- TASK TO COMPLETE -
Reproduce each line of the material precisely.

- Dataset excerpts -

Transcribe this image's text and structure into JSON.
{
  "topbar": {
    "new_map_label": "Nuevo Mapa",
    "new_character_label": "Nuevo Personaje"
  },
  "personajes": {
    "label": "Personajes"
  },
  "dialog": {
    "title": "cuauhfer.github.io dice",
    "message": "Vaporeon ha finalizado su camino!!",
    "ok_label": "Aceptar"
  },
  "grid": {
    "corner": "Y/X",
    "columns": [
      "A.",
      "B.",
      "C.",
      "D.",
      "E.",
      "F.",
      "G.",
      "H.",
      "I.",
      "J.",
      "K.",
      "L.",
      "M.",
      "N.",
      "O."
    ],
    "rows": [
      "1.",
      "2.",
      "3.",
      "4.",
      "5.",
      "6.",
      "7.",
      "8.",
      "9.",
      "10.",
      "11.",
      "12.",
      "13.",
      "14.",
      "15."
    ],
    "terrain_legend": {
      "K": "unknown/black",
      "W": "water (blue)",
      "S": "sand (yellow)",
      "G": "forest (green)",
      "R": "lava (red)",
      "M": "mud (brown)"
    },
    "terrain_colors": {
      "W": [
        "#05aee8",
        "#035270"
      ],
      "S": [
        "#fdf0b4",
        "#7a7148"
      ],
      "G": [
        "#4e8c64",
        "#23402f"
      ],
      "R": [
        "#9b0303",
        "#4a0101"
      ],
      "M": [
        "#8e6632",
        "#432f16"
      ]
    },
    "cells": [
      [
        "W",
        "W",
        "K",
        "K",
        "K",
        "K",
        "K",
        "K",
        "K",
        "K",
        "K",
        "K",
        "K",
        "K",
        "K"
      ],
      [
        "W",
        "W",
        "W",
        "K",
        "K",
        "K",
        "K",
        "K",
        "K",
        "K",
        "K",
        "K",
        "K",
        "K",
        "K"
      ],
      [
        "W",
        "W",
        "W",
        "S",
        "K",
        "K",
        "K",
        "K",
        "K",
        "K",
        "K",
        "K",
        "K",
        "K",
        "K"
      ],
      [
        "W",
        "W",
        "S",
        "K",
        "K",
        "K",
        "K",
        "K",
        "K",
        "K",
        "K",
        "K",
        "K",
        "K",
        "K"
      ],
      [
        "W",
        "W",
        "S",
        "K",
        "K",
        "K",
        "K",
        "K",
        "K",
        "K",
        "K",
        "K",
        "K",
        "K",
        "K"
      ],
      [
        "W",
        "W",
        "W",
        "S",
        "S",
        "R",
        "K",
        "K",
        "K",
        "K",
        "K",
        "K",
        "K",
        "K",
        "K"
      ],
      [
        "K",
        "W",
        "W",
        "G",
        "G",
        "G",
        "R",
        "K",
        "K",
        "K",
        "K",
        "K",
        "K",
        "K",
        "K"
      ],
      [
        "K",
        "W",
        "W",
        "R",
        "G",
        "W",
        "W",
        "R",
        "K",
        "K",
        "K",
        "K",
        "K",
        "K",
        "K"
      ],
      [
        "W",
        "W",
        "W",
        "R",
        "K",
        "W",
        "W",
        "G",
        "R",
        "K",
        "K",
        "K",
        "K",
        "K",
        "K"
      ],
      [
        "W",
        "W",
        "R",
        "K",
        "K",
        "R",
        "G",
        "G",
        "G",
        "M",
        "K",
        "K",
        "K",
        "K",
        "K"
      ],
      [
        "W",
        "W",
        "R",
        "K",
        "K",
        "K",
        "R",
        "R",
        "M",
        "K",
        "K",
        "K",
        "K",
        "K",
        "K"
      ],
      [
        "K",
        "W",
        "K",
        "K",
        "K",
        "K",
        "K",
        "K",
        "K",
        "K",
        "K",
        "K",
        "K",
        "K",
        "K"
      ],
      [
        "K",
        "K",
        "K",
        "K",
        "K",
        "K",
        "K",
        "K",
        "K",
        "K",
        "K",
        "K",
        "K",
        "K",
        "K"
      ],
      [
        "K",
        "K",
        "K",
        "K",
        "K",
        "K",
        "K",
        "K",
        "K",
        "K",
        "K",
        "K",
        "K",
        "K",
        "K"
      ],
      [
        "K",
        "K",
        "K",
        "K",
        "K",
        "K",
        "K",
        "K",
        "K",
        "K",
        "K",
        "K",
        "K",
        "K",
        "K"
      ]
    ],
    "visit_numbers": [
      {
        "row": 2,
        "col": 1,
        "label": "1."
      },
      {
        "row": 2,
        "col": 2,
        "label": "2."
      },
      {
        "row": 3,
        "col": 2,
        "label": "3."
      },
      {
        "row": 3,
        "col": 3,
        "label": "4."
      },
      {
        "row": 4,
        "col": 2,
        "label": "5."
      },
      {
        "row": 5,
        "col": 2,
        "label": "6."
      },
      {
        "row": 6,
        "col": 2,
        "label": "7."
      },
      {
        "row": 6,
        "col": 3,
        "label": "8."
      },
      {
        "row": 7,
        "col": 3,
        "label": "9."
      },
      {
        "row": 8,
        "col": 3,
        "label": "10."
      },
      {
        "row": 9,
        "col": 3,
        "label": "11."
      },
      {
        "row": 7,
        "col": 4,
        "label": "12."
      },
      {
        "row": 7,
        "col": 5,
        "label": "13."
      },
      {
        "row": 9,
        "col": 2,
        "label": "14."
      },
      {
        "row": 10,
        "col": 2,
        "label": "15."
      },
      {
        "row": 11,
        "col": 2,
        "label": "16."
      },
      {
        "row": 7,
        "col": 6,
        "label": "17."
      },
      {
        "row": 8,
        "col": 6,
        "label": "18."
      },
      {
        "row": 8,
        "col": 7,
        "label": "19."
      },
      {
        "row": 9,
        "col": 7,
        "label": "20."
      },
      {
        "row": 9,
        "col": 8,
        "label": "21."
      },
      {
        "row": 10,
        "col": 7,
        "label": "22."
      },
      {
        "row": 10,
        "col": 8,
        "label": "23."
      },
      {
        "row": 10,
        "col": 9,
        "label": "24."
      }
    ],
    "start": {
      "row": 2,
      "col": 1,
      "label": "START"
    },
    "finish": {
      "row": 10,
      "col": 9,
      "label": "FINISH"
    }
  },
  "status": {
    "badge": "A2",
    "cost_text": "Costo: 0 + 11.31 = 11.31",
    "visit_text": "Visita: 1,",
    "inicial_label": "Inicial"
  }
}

- FINAL RESULT -
Transcribe this image's text and structure into JSON.
{
  "topbar": {
    "new_map_label": "Nuevo Mapa",
    "new_character_label": "Nuevo Personaje"
  },
  "personajes": {
    "label": "Personajes"
  },
  "dialog": {
    "title": "cuauhfer.github.io dice",
    "message": "Vaporeon ha finalizado su camino!!",
    "ok_label": "Aceptar"
  },
  "grid": {
    "corner": "Y/X",
    "columns": [
      "A.",
      "B.",
      "C.",
      "D.",
      "E.",
      "F.",
      "G.",
      "H.",
      "I.",
      "J.",
      "K.",
      "L.",
      "M.",
      "N.",
      "O."
    ],
    "rows": [
      "1.",
      "2.",
      "3.",
      "4.",
      "5.",
      "6.",
      "7.",
      "8.",
      "9.",
      "10.",
      "11.",
      "12.",
      "13.",
      "14.",
      "15."
    ],
    "terrain_legend": {
      "K": "unknown/black",
      "W": "water (blue)",
      "S": "sand (yellow)",
      "G": "forest (green)",
      "R": "lava (red)",
      "M": "mud (brown)"
    },
    "terrain_colors": {
      "W": [
        "#05aee8",
        "#035270"
      ],
      "S": [
        "#fdf0b4",
        "#7a7148"
      ],
      "G": [
        "#4e8c64",
        "#23402f"
      ],
      "R": [
        "#9b0303",
        "#4a0101"
      ],
      "M": [
        "#8e6632",
        "#432f16"
      ]
    },
    "cells": [
      [
        "W",
        "W",
        "K",
        "K",
        "K",
        "K",
        "K",
        "K",
        "K",
        "K",
        "K",
        "K",
        "K",
        "K",
        "K"
      ],
      [
        "W",
        "W",
        "W",
        "K",
        "K",
        "K",
        "K",
        "K",
        "K",
        "K",
        "K",
        "K",
        "K",
        "K",
        "K"
      ],
      [
        "W",
        "W",
        "W",
        "S",
        "K",
        "K",
        "K",
        "K",
        "K",
        "K",
        "K",
        "K",
        "K",
        "K",
        "K"
      ],
      [
        "W",
        "W",
        "S",
        "K",
        "K",
        "K",
        "K",
        "K",
        "K",
        "K",
        "K",
        "K",
        "K",
        "K",
        "K"
      ],
      [
        "W",
        "W",
        "S",
        "K",
        "K",
        "K",
        "K",
        "K",
        "K",
        "K",
        "K",
        "K",
        "K",
        "K",
        "K"
      ],
      [
        "W",
        "W",
        "W",
        "S",
        "S",
        "R",
        "K",
        "K",
        "K",
        "K",
        "K",
        "K",
        "K",
        "K",
        "K"
      ],
      [
        "K",
        "W",
        "W",
        "G",
        "G",
        "G",
        "R",
        "K",
        "K",
        "K",
        "K",
        "K",
        "K",
        "K",
        "K"
      ],
      [
        "K",
        "W",
        "W",
        "R",
        "G",
        "W",
        "W",
        "R",
        "K",
        "K",
        "K",
        "K",
        "K",
        "K",
        "K"
      ],
      [
        "W",
        "W",
        "W",
        "R",
        "K",
        "W",
        "W",
        "G",
        "R",
        "K",
        "K",
        "K",
        "K",
        "K",
        "K"
      ],
      [
        "W",
        "W",
        "R",
        "K",
        "K",
        "R",
        "G",
        "G",
        "G",
        "M",
        "K",
        "K",
        "K",
        "K",
        "K"
      ],
      [
        "W",
        "W",
        "R",
        "K",
        "K",
        "K",
        "R",
        "R",
        "M",
        "K",
        "K",
        "K",
        "K",
        "K",
        "K"
      ],
      [
        "K",
        "W",
        "K",
        "K",
        "K",
        "K",
        "K",
        "K",
        "K",
        "K",
        "K",
        "K",
        "K",
        "K",
        "K"
      ],
      [
        "K",
        "K",
        "K",
        "K",
        "K",
        "K",
        "K",
        "K",
        "K",
        "K",
        "K",
        "K",
        "K",
        "K",
        "K"
      ],
      [
        "K",
        "K",
        "K",
        "K",
        "K",
        "K",
        "K",
        "K",
        "K",
        "K",
        "K",
        "K",
        "K",
        "K",
        "K"
      ],
      [
        "K",
        "K",
        "K",
        "K",
        "K",
        "K",
        "K",
        "K",
        "K",
        "K",
        "K",
        "K",
        "K",
        "K",
        "K"
      ]
    ],
    "visit_numbers": [
      {
        "row": 2,
        "col": 1,
        "label": "1."
      },
      {
        "row": 2,
        "col": 2,
        "label": "2."
      },
      {
        "row": 3,
        "col": 2,
        "label": "3."
      },
      {
        "row": 3,
        "col": 3,
        "label": "4."
      },
      {
        "row": 4,
        "col": 2,
        "label": "5."
      },
      {
        "row": 5,
        "col": 2,
        "label": "6."
      },
      {
        "row": 6,
        "col": 2,
        "label": "7."
      },
      {
        "row": 6,
        "col": 3,
        "label": "8."
      },
      {
        "row": 7,
        "col": 3,
        "label": "9."
      },
      {
        "row": 8,
        "col": 3,
        "label": "10."
      },
      {
        "row": 9,
        "col": 3,
        "label": "11."
      },
      {
        "row": 7,
        "col": 4,
        "label": "12."
      },
      {
        "row": 7,
        "col": 5,
        "label": "13."
      },
      {
        "row": 9,
        "col": 2,
        "label": "14."
      },
      {
        "row": 10,
        "col": 2,
        "label": "15."
      },
      {
        "row": 11,
        "col": 2,
        "label": "16."
      },
      {
        "row": 7,
        "col": 6,
        "label": "17."
      },
      {
        "row": 8,
        "col": 6,
        "label": "18."
      },
      {
        "row": 8,
        "col": 7,
        "label": "19."
      },
      {
        "row": 9,
        "col": 7,
        "label": "20."
      },
      {
        "row": 9,
        "col": 8,
        "label": "21."
      },
      {
        "row": 10,
        "col": 7,
        "label": "22."
      },
      {
        "row": 10,
        "col": 8,
        "label": "23."
      },
      {
        "row": 10,
        "col": 9,
        "label": "24."
      }
    ],
    "start": {
      "row": 2,
      "col": 1,
      "label": "START"
    },
    "finish": {
      "row": 10,
      "col": 9,
      "label": "FINISH"
    }
  },
  "status": {
    "badge": "A2",
    "cost_text": "Costo: 0 + 11.31 = 11.31",
    "visit_text": "Visita: 1,",
    "inicial_label": "Inicial"
  }
}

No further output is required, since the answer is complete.